_Job_.
Copy every line of the data in which the word "name" occurs.

_Records supplied_.
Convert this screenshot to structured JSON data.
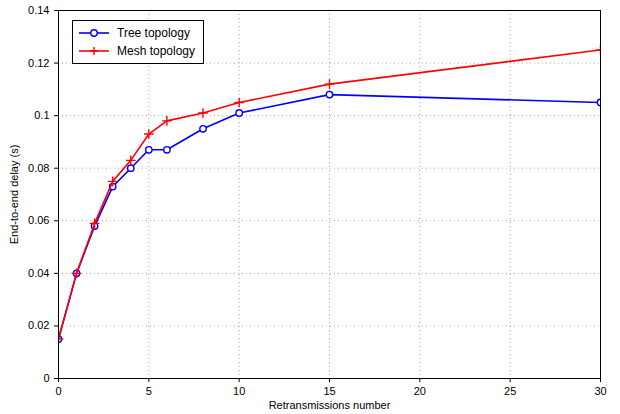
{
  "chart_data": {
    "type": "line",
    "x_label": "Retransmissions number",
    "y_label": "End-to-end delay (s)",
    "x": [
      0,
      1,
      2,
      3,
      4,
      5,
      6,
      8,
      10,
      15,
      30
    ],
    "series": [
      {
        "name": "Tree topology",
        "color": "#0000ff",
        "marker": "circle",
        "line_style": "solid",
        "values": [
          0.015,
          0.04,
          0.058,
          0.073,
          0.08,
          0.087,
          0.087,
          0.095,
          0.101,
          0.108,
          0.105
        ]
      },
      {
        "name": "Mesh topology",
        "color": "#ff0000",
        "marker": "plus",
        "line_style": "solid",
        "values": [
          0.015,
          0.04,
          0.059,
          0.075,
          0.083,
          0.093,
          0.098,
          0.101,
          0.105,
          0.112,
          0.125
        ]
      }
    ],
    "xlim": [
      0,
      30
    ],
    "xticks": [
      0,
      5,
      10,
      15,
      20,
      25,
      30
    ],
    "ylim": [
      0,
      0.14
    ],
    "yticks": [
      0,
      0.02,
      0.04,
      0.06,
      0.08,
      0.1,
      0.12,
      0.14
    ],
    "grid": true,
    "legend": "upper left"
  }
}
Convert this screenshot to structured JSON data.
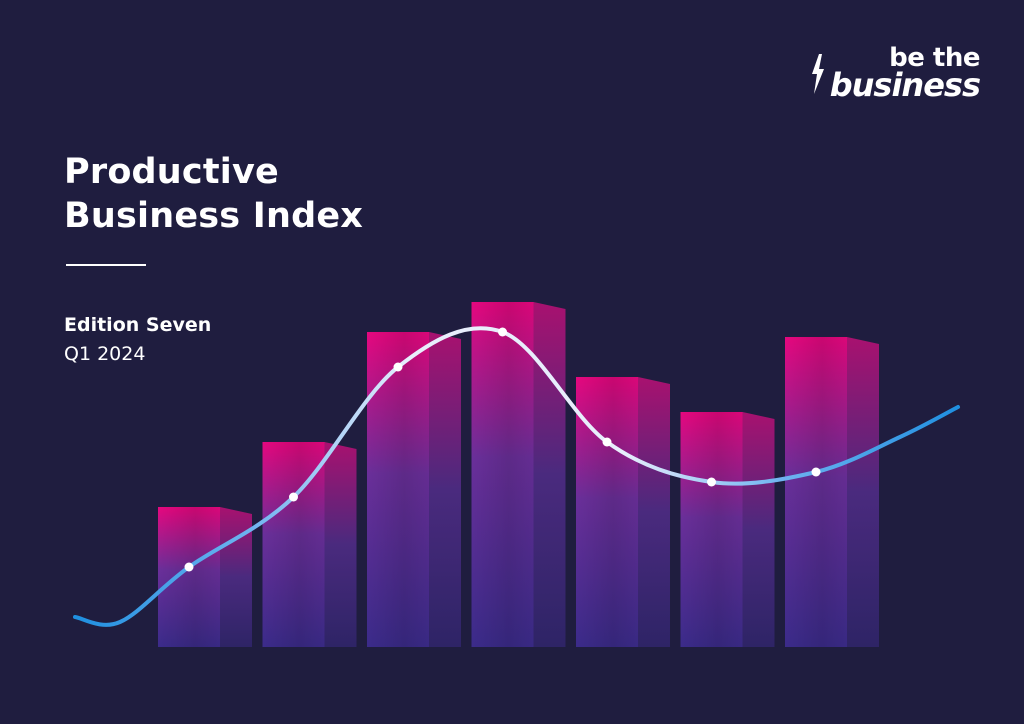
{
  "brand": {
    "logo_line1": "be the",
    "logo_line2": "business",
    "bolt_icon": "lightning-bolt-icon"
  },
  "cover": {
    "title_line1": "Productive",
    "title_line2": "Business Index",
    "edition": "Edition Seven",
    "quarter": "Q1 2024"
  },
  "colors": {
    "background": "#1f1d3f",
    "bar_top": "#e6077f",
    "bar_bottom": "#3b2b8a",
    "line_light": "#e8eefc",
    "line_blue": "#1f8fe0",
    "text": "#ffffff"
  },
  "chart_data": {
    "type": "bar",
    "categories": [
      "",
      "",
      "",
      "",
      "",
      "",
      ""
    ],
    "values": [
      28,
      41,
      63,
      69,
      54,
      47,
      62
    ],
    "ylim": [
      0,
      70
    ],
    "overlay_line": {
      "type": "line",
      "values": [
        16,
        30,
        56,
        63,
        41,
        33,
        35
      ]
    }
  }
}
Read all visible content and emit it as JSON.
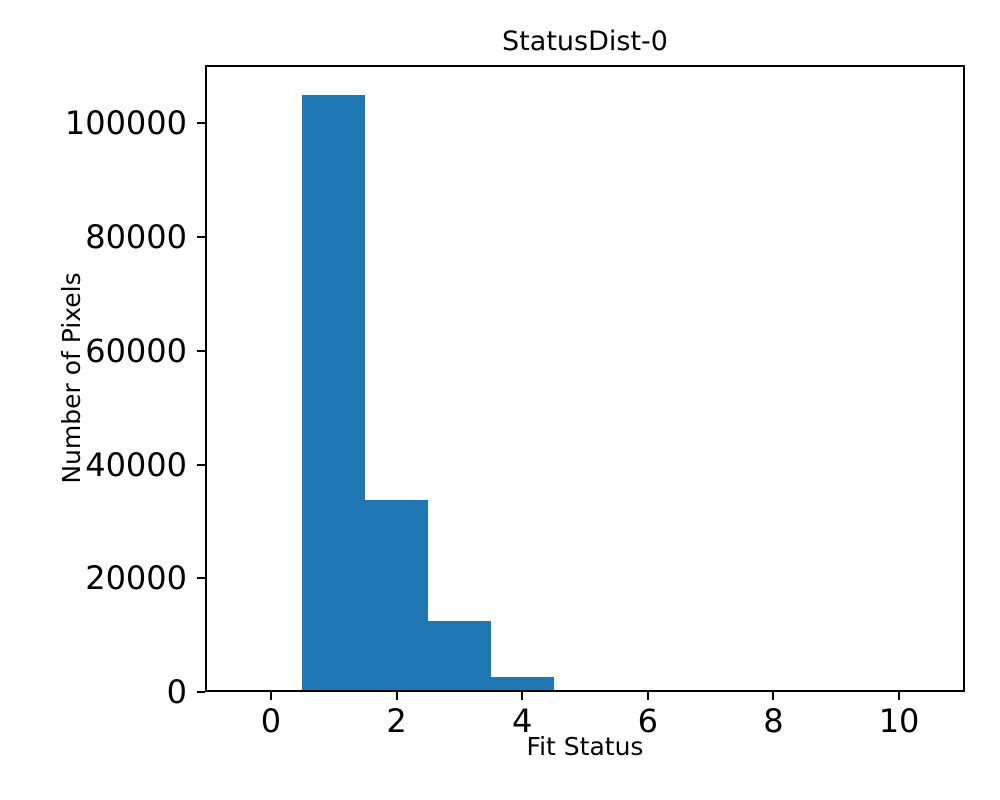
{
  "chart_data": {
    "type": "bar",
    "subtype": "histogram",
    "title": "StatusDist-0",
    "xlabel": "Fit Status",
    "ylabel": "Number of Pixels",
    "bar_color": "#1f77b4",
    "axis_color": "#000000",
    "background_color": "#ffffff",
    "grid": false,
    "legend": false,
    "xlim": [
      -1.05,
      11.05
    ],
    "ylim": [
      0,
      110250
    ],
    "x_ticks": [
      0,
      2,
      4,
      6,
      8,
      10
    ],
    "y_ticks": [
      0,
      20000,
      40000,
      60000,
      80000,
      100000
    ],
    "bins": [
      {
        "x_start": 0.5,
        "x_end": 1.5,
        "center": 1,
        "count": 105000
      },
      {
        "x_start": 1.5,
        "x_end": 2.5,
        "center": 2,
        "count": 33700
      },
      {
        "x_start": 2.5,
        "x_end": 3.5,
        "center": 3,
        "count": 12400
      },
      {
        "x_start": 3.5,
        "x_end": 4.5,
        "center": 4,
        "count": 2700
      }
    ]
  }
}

_Response for this exercise_.
        "name": "Tree topology",
        "name": "Mesh topology",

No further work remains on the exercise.